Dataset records
-*-*-

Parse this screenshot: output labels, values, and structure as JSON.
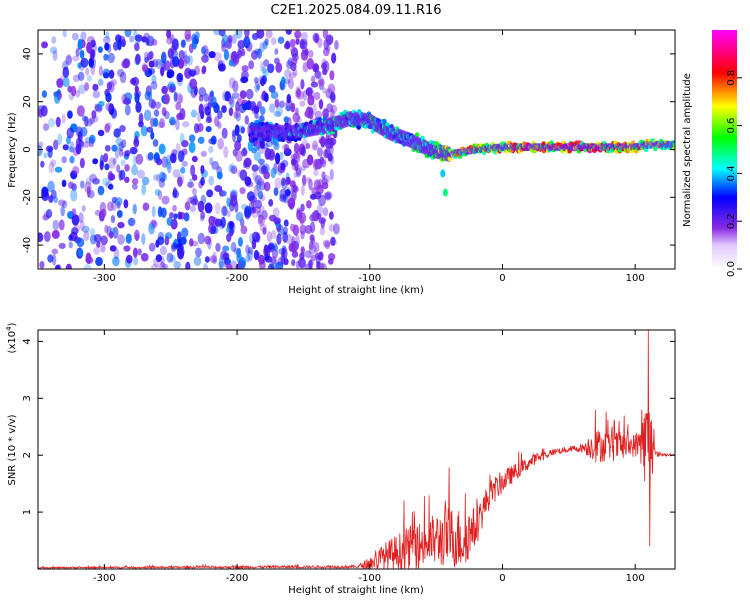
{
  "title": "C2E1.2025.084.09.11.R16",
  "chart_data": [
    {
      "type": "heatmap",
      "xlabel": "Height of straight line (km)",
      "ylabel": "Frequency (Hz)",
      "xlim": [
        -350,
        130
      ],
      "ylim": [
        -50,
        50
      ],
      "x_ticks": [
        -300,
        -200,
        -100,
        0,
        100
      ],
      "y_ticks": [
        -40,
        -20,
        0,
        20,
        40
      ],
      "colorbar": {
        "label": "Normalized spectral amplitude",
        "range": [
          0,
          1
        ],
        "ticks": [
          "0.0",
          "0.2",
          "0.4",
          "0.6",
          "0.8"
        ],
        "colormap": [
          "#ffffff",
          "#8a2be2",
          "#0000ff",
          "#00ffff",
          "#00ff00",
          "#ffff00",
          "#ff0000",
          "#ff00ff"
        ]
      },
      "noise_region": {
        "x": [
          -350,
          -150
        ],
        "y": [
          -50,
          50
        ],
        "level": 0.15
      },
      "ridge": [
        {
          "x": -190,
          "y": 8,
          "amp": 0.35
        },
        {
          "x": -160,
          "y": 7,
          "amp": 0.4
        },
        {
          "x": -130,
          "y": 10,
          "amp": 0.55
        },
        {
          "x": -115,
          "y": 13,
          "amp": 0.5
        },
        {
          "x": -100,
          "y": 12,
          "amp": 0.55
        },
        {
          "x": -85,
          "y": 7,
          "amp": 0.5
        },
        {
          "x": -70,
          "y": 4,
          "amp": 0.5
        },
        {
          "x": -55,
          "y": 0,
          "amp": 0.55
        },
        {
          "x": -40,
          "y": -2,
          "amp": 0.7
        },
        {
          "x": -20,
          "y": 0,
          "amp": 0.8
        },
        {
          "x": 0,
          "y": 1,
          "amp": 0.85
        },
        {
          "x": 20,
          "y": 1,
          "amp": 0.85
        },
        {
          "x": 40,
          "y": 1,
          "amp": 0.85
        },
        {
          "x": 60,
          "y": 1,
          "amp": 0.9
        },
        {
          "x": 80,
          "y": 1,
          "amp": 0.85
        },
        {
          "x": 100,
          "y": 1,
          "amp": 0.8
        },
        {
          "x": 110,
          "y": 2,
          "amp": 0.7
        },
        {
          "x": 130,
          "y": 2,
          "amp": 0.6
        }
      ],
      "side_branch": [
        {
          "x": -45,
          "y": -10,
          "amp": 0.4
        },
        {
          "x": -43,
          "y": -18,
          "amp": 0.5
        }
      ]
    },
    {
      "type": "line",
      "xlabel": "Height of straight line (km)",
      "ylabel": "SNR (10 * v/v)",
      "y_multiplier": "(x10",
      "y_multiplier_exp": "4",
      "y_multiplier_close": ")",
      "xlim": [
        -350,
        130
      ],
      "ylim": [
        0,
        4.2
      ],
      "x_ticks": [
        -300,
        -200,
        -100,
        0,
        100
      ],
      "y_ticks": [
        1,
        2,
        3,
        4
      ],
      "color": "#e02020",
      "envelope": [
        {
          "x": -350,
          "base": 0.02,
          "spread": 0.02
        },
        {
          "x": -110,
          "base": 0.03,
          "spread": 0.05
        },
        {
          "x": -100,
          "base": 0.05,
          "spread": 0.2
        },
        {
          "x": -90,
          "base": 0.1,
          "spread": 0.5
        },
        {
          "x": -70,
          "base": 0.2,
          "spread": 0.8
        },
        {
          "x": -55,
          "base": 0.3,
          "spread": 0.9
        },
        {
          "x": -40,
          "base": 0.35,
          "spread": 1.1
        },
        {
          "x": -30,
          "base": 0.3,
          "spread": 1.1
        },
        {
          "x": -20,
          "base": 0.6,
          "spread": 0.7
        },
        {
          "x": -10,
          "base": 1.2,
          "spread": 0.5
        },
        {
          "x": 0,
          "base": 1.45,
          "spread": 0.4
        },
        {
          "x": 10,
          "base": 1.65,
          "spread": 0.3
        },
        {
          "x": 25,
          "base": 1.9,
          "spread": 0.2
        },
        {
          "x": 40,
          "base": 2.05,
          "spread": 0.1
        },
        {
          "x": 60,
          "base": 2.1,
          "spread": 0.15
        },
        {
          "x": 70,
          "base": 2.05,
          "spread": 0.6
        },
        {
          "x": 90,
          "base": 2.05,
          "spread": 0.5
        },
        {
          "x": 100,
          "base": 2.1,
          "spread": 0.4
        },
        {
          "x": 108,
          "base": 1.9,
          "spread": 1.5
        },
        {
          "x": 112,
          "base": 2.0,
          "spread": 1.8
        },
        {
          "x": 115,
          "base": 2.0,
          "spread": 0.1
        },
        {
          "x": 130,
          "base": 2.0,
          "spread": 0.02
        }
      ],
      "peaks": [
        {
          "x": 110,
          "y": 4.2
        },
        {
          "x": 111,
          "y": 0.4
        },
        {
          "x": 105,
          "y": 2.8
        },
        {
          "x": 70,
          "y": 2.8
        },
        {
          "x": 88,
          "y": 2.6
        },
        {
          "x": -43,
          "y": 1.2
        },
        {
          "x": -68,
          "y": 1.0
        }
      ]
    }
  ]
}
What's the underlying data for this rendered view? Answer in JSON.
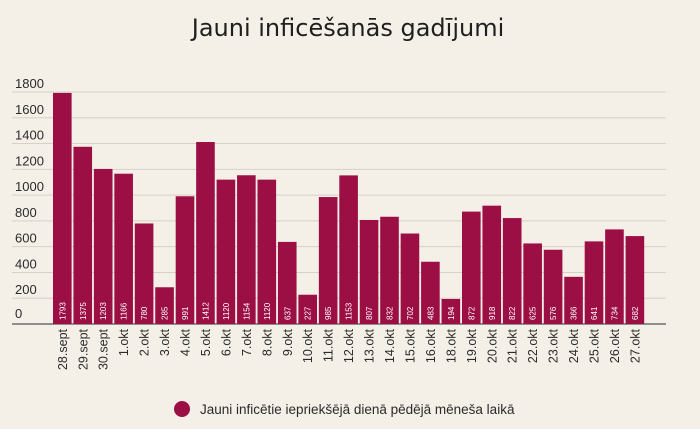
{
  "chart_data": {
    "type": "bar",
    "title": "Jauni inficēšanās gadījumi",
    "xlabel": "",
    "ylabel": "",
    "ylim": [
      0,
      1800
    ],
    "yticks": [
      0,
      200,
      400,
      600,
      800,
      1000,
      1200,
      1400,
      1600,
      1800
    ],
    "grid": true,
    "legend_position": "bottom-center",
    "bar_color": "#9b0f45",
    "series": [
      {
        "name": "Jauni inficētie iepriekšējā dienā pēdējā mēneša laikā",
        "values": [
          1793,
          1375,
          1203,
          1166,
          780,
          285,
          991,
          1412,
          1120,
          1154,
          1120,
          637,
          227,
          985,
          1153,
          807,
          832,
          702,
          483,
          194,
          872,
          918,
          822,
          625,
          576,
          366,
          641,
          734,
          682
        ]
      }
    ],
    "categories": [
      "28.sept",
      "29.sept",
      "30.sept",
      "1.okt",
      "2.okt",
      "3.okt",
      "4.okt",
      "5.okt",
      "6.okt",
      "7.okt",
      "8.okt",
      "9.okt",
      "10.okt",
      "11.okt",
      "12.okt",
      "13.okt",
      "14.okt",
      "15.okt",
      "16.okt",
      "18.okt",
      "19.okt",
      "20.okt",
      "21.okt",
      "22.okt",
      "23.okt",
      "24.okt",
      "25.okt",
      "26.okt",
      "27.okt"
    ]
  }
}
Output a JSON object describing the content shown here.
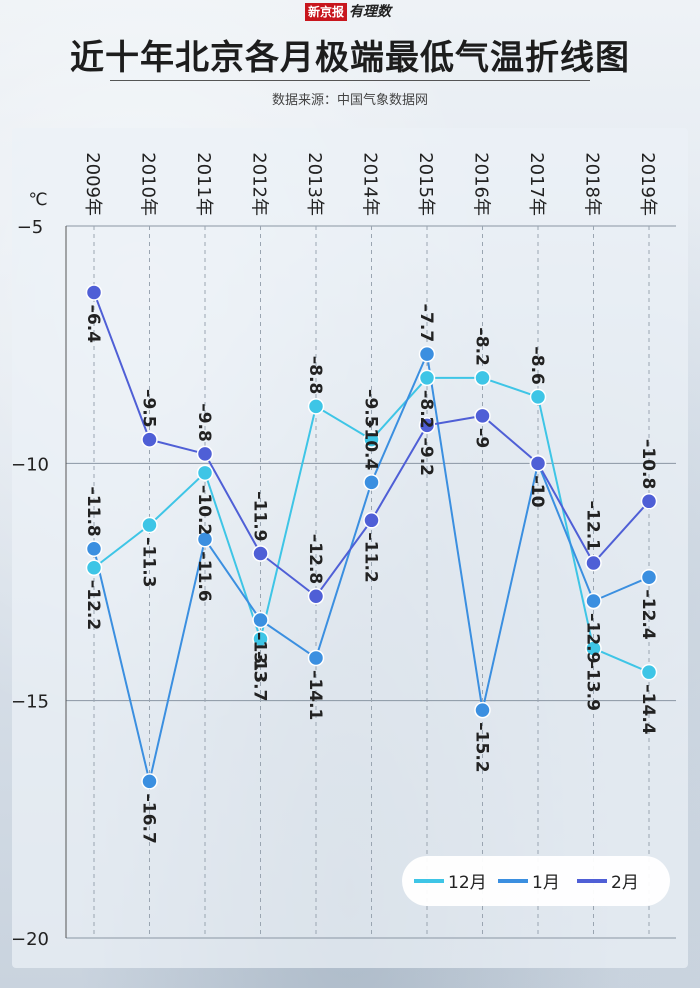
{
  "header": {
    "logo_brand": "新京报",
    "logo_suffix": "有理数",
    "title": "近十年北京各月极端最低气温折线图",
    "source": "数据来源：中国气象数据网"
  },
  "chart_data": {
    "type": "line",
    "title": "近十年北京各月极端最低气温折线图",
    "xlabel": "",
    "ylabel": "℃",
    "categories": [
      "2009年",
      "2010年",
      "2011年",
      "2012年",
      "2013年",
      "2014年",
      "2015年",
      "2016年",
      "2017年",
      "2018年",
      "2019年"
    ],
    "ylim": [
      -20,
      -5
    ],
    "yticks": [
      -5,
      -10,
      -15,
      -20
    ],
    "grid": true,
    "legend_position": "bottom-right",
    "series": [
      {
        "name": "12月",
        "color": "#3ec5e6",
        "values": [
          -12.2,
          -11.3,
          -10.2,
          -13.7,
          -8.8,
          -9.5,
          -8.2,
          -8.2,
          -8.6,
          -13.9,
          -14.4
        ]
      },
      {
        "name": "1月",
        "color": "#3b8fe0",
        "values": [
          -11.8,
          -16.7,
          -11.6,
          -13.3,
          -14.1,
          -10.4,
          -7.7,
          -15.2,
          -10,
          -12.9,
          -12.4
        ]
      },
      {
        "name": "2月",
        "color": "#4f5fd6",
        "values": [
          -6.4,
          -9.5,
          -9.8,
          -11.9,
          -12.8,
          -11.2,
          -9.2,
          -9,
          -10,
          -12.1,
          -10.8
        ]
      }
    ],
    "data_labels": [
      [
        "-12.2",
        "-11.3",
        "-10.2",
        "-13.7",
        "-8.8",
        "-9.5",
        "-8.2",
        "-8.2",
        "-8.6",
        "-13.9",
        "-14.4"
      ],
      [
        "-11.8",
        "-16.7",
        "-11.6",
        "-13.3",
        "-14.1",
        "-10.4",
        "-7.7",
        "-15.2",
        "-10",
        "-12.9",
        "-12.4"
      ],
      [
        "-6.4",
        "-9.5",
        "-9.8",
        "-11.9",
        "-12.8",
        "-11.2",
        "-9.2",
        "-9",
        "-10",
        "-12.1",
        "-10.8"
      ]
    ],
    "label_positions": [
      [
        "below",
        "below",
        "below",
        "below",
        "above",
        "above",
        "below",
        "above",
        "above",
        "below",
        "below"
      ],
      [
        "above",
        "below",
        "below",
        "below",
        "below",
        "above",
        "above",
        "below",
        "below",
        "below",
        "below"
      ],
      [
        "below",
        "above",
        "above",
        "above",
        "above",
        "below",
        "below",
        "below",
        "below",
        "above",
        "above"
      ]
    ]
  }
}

-*-*-

*Problem details*:
Tally up the lines of the listing containing the word "name". Give only the total.

*Complete output*:
4